--- Work instructions ---
Please list all lines of the material below in which the string "date" occurs.

Structured figure records

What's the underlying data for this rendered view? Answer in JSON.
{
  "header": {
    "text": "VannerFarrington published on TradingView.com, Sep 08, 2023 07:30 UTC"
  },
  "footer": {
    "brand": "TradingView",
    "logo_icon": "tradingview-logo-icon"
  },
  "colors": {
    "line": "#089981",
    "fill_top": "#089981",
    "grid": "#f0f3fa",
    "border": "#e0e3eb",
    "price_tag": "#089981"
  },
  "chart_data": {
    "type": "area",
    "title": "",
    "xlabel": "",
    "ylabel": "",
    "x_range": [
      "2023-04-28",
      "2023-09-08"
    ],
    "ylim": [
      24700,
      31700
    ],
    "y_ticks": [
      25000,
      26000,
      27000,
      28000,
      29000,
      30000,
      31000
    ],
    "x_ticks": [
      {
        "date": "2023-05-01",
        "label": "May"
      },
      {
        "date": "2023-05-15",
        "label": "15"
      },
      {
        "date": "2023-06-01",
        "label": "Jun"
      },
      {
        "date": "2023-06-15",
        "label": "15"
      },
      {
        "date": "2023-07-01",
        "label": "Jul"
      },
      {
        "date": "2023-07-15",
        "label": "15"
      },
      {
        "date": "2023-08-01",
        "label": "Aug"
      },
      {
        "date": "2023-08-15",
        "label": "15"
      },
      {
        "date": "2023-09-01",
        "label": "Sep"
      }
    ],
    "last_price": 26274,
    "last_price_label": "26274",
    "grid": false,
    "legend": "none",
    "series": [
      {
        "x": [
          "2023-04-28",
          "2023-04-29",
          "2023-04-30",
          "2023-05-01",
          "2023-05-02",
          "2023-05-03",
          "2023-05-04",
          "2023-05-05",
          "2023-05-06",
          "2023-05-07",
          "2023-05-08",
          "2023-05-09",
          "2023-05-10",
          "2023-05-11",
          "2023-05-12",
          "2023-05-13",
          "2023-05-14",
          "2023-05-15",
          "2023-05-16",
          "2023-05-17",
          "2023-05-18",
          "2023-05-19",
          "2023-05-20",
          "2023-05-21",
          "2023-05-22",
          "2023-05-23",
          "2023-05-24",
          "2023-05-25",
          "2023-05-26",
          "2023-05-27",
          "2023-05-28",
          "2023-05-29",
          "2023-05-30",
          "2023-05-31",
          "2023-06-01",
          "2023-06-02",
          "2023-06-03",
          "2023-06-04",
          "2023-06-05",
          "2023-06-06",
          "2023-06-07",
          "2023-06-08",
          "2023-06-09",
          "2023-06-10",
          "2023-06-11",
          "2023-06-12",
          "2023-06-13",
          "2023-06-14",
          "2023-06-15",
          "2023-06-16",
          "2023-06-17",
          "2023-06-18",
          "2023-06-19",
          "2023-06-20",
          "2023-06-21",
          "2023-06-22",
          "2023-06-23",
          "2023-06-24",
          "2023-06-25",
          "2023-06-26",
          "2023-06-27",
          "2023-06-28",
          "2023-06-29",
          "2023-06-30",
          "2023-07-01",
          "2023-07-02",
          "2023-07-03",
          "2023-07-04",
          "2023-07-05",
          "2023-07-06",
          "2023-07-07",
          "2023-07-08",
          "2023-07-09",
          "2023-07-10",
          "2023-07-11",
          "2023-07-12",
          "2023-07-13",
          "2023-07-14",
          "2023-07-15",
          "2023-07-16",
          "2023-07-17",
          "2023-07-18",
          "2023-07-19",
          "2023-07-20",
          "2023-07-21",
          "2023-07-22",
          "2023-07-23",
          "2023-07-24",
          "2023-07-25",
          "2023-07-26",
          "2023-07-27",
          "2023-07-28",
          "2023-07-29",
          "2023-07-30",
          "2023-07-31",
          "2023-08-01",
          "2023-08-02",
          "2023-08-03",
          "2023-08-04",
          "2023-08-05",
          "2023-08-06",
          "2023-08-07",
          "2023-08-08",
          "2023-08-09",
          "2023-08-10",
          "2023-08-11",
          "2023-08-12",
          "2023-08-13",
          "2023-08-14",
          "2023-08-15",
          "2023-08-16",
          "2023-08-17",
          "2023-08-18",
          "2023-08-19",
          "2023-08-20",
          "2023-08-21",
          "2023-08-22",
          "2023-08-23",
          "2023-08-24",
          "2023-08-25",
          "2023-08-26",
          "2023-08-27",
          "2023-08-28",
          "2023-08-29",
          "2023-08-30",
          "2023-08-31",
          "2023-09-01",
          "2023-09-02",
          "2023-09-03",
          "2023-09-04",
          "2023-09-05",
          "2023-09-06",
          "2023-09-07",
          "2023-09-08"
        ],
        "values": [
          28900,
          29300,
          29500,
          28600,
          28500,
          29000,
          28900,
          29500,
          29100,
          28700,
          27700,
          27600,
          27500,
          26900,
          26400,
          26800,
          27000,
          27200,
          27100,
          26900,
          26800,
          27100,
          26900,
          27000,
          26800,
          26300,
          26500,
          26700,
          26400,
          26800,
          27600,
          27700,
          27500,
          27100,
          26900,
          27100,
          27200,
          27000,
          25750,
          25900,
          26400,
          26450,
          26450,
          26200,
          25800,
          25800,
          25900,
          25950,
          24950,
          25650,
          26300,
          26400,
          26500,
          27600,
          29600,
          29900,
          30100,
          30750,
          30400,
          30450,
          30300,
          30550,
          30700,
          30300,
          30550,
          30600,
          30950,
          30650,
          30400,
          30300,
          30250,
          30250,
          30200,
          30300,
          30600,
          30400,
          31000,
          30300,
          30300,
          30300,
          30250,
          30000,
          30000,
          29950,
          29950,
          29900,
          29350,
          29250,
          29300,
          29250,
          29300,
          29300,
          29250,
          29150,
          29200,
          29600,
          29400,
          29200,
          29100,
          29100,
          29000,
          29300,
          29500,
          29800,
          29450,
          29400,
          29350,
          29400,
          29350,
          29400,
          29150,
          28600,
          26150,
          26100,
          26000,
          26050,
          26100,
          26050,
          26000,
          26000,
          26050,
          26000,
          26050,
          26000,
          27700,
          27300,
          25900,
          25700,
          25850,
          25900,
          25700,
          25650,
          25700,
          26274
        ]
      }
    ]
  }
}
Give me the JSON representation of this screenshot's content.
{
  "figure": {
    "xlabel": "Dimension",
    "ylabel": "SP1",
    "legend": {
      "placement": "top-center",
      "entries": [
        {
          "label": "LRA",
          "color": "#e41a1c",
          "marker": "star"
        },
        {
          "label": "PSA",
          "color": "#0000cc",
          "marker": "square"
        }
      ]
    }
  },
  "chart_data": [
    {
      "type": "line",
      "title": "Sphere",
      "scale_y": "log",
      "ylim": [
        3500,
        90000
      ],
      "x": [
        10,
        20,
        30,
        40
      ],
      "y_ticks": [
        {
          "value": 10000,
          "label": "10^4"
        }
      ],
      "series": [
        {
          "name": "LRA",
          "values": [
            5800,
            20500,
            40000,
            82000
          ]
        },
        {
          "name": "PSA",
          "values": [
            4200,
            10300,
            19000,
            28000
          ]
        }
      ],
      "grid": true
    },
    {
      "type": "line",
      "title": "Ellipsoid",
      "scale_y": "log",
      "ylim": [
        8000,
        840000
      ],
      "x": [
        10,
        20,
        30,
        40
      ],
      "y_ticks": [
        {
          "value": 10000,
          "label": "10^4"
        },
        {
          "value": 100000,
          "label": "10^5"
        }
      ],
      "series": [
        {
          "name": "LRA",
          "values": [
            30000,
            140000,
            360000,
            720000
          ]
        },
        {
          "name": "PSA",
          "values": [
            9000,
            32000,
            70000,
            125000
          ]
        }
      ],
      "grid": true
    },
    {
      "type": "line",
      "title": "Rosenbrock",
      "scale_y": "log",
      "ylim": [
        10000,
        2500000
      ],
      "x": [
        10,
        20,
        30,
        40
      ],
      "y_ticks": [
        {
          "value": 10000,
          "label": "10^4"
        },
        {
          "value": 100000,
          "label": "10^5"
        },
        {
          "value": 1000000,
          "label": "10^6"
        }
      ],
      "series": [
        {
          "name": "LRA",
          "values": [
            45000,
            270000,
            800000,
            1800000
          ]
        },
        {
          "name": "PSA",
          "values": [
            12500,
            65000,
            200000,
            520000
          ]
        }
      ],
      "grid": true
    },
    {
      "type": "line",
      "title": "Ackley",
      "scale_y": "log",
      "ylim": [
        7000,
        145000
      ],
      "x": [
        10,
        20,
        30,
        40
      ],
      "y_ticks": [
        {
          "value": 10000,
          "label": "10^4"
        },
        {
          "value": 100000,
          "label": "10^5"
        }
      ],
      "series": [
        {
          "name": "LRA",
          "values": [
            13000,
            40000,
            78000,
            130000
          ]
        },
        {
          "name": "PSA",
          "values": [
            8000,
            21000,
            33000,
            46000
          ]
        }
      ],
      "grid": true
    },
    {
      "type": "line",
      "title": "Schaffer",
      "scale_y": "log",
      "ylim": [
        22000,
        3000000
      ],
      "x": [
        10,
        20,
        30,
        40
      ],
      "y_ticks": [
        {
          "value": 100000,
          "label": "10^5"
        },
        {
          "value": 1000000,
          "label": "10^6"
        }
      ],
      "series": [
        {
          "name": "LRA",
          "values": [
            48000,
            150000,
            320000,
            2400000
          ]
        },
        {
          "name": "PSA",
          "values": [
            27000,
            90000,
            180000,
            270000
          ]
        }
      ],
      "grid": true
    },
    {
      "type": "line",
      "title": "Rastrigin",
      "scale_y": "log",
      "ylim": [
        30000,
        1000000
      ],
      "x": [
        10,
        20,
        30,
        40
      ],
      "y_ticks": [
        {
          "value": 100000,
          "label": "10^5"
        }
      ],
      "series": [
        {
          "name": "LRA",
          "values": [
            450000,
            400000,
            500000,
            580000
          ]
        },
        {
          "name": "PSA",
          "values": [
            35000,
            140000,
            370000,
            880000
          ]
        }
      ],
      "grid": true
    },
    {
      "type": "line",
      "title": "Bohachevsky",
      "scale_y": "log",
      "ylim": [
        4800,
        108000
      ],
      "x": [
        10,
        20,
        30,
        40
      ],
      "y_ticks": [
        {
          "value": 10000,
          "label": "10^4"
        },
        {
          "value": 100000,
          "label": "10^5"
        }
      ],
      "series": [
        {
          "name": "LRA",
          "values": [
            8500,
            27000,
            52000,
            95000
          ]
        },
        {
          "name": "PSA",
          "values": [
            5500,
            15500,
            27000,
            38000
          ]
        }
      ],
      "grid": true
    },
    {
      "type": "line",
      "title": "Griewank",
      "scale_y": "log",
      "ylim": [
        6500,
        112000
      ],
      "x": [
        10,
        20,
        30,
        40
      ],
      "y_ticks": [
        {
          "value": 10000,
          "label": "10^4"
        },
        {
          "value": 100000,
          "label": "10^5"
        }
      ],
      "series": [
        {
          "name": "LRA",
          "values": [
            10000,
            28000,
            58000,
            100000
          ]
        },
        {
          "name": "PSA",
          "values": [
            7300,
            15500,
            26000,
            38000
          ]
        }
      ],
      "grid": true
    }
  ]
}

--- Result of this exercise ---
        "date": "2023-05-01",
        "date": "2023-05-15",
        "date": "2023-06-01",
        "date": "2023-06-15",
        "date": "2023-07-01",
        "date": "2023-07-15",
        "date": "2023-08-01",
        "date": "2023-08-15",
        "date": "2023-09-01",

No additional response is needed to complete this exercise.